-------- The data

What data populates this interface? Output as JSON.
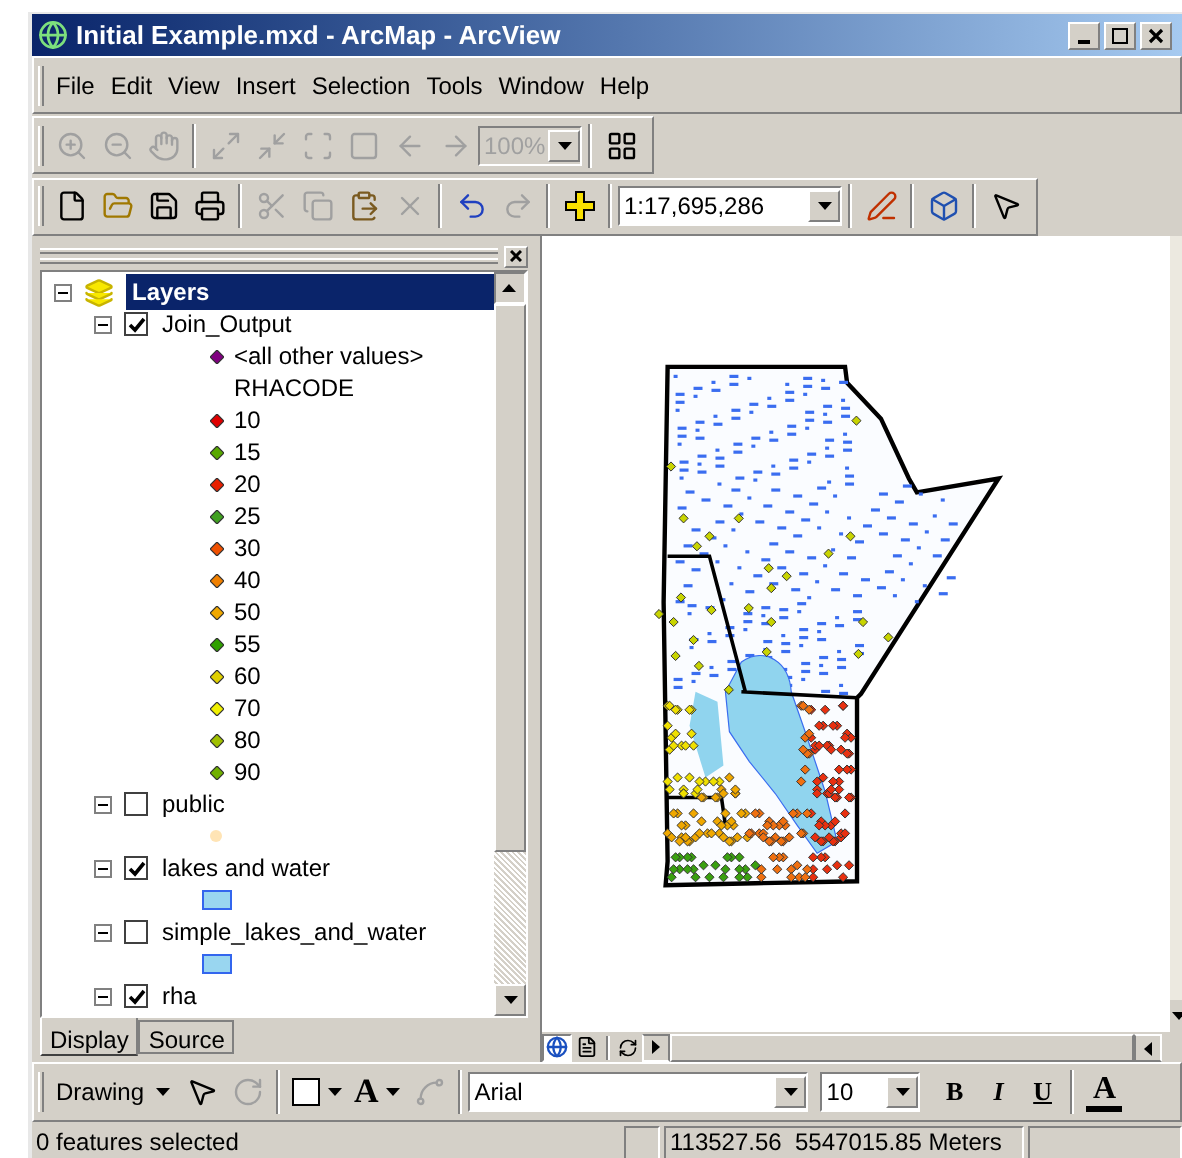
{
  "window": {
    "title": "Initial Example.mxd - ArcMap - ArcView"
  },
  "menu": [
    "File",
    "Edit",
    "View",
    "Insert",
    "Selection",
    "Tools",
    "Window",
    "Help"
  ],
  "tools_toolbar": {
    "buttons": [
      {
        "disabled": true
      },
      {
        "disabled": true
      },
      {
        "disabled": true
      },
      {
        "disabled": true
      },
      {
        "disabled": true
      },
      {
        "disabled": true
      },
      {
        "disabled": true
      },
      {
        "disabled": true
      },
      {
        "disabled": true
      }
    ],
    "zoom_box": {
      "value": "100%",
      "disabled": true
    },
    "layout_button": {
      "disabled": false
    }
  },
  "standard_toolbar": {
    "buttons": [
      {
        "disabled": false
      },
      {
        "disabled": false
      },
      {
        "disabled": false
      },
      {
        "disabled": false
      },
      {
        "disabled": true
      },
      {
        "disabled": true
      },
      {
        "disabled": false
      },
      {
        "disabled": true
      },
      {
        "disabled": false
      },
      {
        "disabled": true
      },
      {
        "disabled": false
      }
    ],
    "scale_box": {
      "value": "1:17,695,286"
    },
    "trailing_buttons": [
      {
        "disabled": false
      },
      {
        "disabled": false
      },
      {
        "disabled": false
      }
    ]
  },
  "toc": {
    "title": "Layers",
    "selected": true,
    "expanded": true,
    "layers": [
      {
        "name": "Join_Output",
        "checked": true,
        "expanded": true,
        "selected": false,
        "legend": [
          {
            "kind": "point",
            "label": "<all other values>",
            "color": "#800080"
          },
          {
            "kind": "heading",
            "label": "RHACODE"
          },
          {
            "kind": "point",
            "label": "10",
            "color": "#e00000"
          },
          {
            "kind": "point",
            "label": "15",
            "color": "#58a800"
          },
          {
            "kind": "point",
            "label": "20",
            "color": "#e82000"
          },
          {
            "kind": "point",
            "label": "25",
            "color": "#40a020"
          },
          {
            "kind": "point",
            "label": "30",
            "color": "#f05000"
          },
          {
            "kind": "point",
            "label": "40",
            "color": "#f08000"
          },
          {
            "kind": "point",
            "label": "50",
            "color": "#f0a800"
          },
          {
            "kind": "point",
            "label": "55",
            "color": "#30a000"
          },
          {
            "kind": "point",
            "label": "60",
            "color": "#e0d000"
          },
          {
            "kind": "point",
            "label": "70",
            "color": "#f0f000"
          },
          {
            "kind": "point",
            "label": "80",
            "color": "#a0c000"
          },
          {
            "kind": "point",
            "label": "90",
            "color": "#70b000"
          }
        ]
      },
      {
        "name": "public",
        "checked": false,
        "expanded": true,
        "selected": false,
        "legend": [
          {
            "kind": "circle",
            "color": "#ffe4b5"
          }
        ]
      },
      {
        "name": "lakes and water",
        "checked": true,
        "expanded": true,
        "selected": false,
        "legend": [
          {
            "kind": "fill",
            "color": "#99d6f0"
          }
        ]
      },
      {
        "name": "simple_lakes_and_water",
        "checked": false,
        "expanded": true,
        "selected": false,
        "legend": [
          {
            "kind": "fill",
            "color": "#99d6f0"
          }
        ]
      },
      {
        "name": "rha",
        "checked": true,
        "expanded": true,
        "selected": false
      }
    ]
  },
  "toc_tabs": [
    {
      "label": "Display",
      "selected": true
    },
    {
      "label": "Source",
      "selected": false
    }
  ],
  "map_views": [
    {
      "selected": true
    },
    {
      "selected": false
    }
  ],
  "drawing_toolbar": {
    "menu": "Drawing",
    "tools": [
      {
        "disabled": false
      },
      {
        "disabled": true
      }
    ],
    "text_glyph": "A",
    "vertex_tool": {
      "disabled": true
    },
    "font": "Arial",
    "font_size": "10",
    "format_buttons": [
      "B",
      "I",
      "U"
    ],
    "font_color_glyph": "A"
  },
  "status": {
    "message": "0 features selected",
    "coordinates": "113527.56  5547015.85 Meters"
  }
}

----------------

* [To do]:
Reproduce every entry exactly, but omit each picture.

* [Full output]:
What data populates this interface? Output as JSON.
{
  "window": {
    "title": "Initial Example.mxd - ArcMap - ArcView"
  },
  "menu": [
    "File",
    "Edit",
    "View",
    "Insert",
    "Selection",
    "Tools",
    "Window",
    "Help"
  ],
  "tools_toolbar": {
    "buttons": [
      {
        "disabled": true
      },
      {
        "disabled": true
      },
      {
        "disabled": true
      },
      {
        "disabled": true
      },
      {
        "disabled": true
      },
      {
        "disabled": true
      },
      {
        "disabled": true
      },
      {
        "disabled": true
      },
      {
        "disabled": true
      }
    ],
    "zoom_box": {
      "value": "100%",
      "disabled": true
    },
    "layout_button": {
      "disabled": false
    }
  },
  "standard_toolbar": {
    "buttons": [
      {
        "disabled": false
      },
      {
        "disabled": false
      },
      {
        "disabled": false
      },
      {
        "disabled": false
      },
      {
        "disabled": true
      },
      {
        "disabled": true
      },
      {
        "disabled": false
      },
      {
        "disabled": true
      },
      {
        "disabled": false
      },
      {
        "disabled": true
      },
      {
        "disabled": false
      }
    ],
    "scale_box": {
      "value": "1:17,695,286"
    },
    "trailing_buttons": [
      {
        "disabled": false
      },
      {
        "disabled": false
      },
      {
        "disabled": false
      }
    ]
  },
  "toc": {
    "title": "Layers",
    "selected": true,
    "expanded": true,
    "layers": [
      {
        "name": "Join_Output",
        "checked": true,
        "expanded": true,
        "selected": false,
        "legend": [
          {
            "kind": "point",
            "label": "<all other values>",
            "color": "#800080"
          },
          {
            "kind": "heading",
            "label": "RHACODE"
          },
          {
            "kind": "point",
            "label": "10",
            "color": "#e00000"
          },
          {
            "kind": "point",
            "label": "15",
            "color": "#58a800"
          },
          {
            "kind": "point",
            "label": "20",
            "color": "#e82000"
          },
          {
            "kind": "point",
            "label": "25",
            "color": "#40a020"
          },
          {
            "kind": "point",
            "label": "30",
            "color": "#f05000"
          },
          {
            "kind": "point",
            "label": "40",
            "color": "#f08000"
          },
          {
            "kind": "point",
            "label": "50",
            "color": "#f0a800"
          },
          {
            "kind": "point",
            "label": "55",
            "color": "#30a000"
          },
          {
            "kind": "point",
            "label": "60",
            "color": "#e0d000"
          },
          {
            "kind": "point",
            "label": "70",
            "color": "#f0f000"
          },
          {
            "kind": "point",
            "label": "80",
            "color": "#a0c000"
          },
          {
            "kind": "point",
            "label": "90",
            "color": "#70b000"
          }
        ]
      },
      {
        "name": "public",
        "checked": false,
        "expanded": true,
        "selected": false,
        "legend": [
          {
            "kind": "circle",
            "color": "#ffe4b5"
          }
        ]
      },
      {
        "name": "lakes and water",
        "checked": true,
        "expanded": true,
        "selected": false,
        "legend": [
          {
            "kind": "fill",
            "color": "#99d6f0"
          }
        ]
      },
      {
        "name": "simple_lakes_and_water",
        "checked": false,
        "expanded": true,
        "selected": false,
        "legend": [
          {
            "kind": "fill",
            "color": "#99d6f0"
          }
        ]
      },
      {
        "name": "rha",
        "checked": true,
        "expanded": true,
        "selected": false
      }
    ]
  },
  "toc_tabs": [
    {
      "label": "Display",
      "selected": true
    },
    {
      "label": "Source",
      "selected": false
    }
  ],
  "map_views": [
    {
      "selected": true
    },
    {
      "selected": false
    }
  ],
  "drawing_toolbar": {
    "menu": "Drawing",
    "tools": [
      {
        "disabled": false
      },
      {
        "disabled": true
      }
    ],
    "text_glyph": "A",
    "vertex_tool": {
      "disabled": true
    },
    "font": "Arial",
    "font_size": "10",
    "format_buttons": [
      "B",
      "I",
      "U"
    ],
    "font_color_glyph": "A"
  },
  "status": {
    "message": "0 features selected",
    "coordinates": "113527.56  5547015.85 Meters"
  }
}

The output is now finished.